### WORK INSTRUCTIONS
Copy the data below exactly, omitting any picture it contains.

### SUPPLIED DATA
----------

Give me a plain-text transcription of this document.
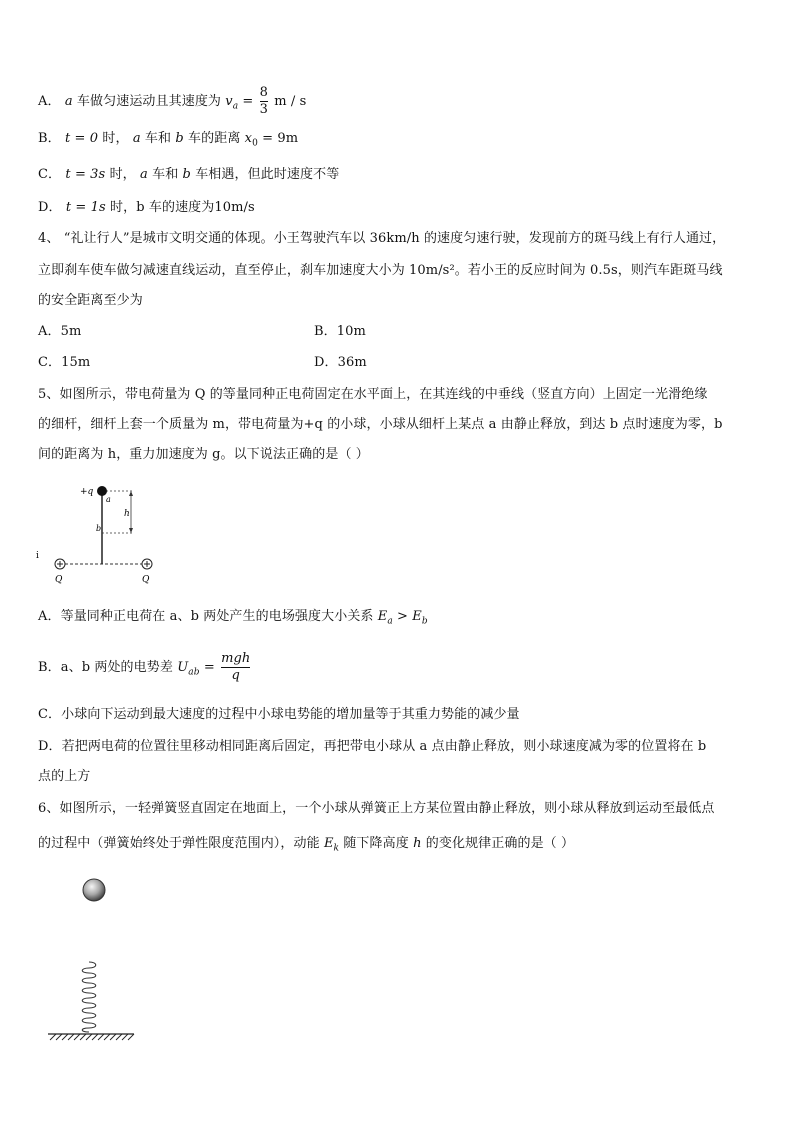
A． a 车做匀速运动且其速度为 $v_a = \frac{8}{3}$ m / s
B． t = 0 时， a 车和 b 车的距离 $x_0 = 9m$
C． t = 3s 时， a 车和 b 车相遇，但此时速度不等
D． t = 1s 时，b 车的速度为10m/s
4、 “礼让行人”是城市文明交通的体现。小王驾驶汽车以 36km/h 的速度匀速行驶，发现前方的斑马线上有行人通过，
立即刹车使车做匀减速直线运动，直至停止，刹车加速度大小为 10m/s²。若小王的反应时间为 0.5s，则汽车距斑马线
的安全距离至少为
A．5m	B．10m
C．15m	D．36m
5、如图所示，带电荷量为 Q 的等量同种正电荷固定在水平面上，在其连线的中垂线（竖直方向）上固定一光滑绝缘
的细杆，细杆上套一个质量为 m，带电荷量为+q 的小球，小球从细杆上某点 a 由静止释放，到达 b 点时速度为零，b
间的距离为 h，重力加速度为 g。以下说法正确的是（ ）
i
h
+q
a
b
Q	Q
A．等量同种正电荷在 a、b 两处产生的电场强度大小关系 $E_a > E_b$
B．a、b 两处的电势差 $U_{ab} = \frac{\text{mgh}}{q}$
C．小球向下运动到最大速度的过程中小球电势能的增加量等于其重力势能的减少量
D．若把两电荷的位置往里移动相同距离后固定，再把带电小球从 a 点由静止释放，则小球速度减为零的位置将在 b
点的上方
6、如图所示，一轻弹簧竖直固定在地面上，一个小球从弹簧正上方某位置由静止释放，则小球从释放到运动至最低点
的过程中（弹簧始终处于弹性限度范围内），动能 $E_k$ 随下降高度 h 的变化规律正确的是（ ）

----------

### RESPONSE
Give me a plain-text transcription of this document.
A． a 车做匀速运动且其速度为 $v_a = \frac{8}{3}$ m / s
B． t = 0 时， a 车和 b 车的距离 $x_0 = 9m$
C． t = 3s 时， a 车和 b 车相遇，但此时速度不等
D． t = 1s 时，b 车的速度为10m/s
4、 “礼让行人”是城市文明交通的体现。小王驾驶汽车以 36km/h 的速度匀速行驶，发现前方的斑马线上有行人通过，
立即刹车使车做匀减速直线运动，直至停止，刹车加速度大小为 10m/s²。若小王的反应时间为 0.5s，则汽车距斑马线
的安全距离至少为
A．5m	B．10m
C．15m	D．36m
5、如图所示，带电荷量为 Q 的等量同种正电荷固定在水平面上，在其连线的中垂线（竖直方向）上固定一光滑绝缘
的细杆，细杆上套一个质量为 m，带电荷量为+q 的小球，小球从细杆上某点 a 由静止释放，到达 b 点时速度为零，b
间的距离为 h，重力加速度为 g。以下说法正确的是（ ）
i
h
+q
a
b
Q	Q
A．等量同种正电荷在 a、b 两处产生的电场强度大小关系 $E_a > E_b$
B．a、b 两处的电势差 $U_{ab} = \frac{\text{mgh}}{q}$
C．小球向下运动到最大速度的过程中小球电势能的增加量等于其重力势能的减少量
D．若把两电荷的位置往里移动相同距离后固定，再把带电小球从 a 点由静止释放，则小球速度减为零的位置将在 b
点的上方
6、如图所示，一轻弹簧竖直固定在地面上，一个小球从弹簧正上方某位置由静止释放，则小球从释放到运动至最低点
的过程中（弹簧始终处于弹性限度范围内），动能 $E_k$ 随下降高度 h 的变化规律正确的是（ ）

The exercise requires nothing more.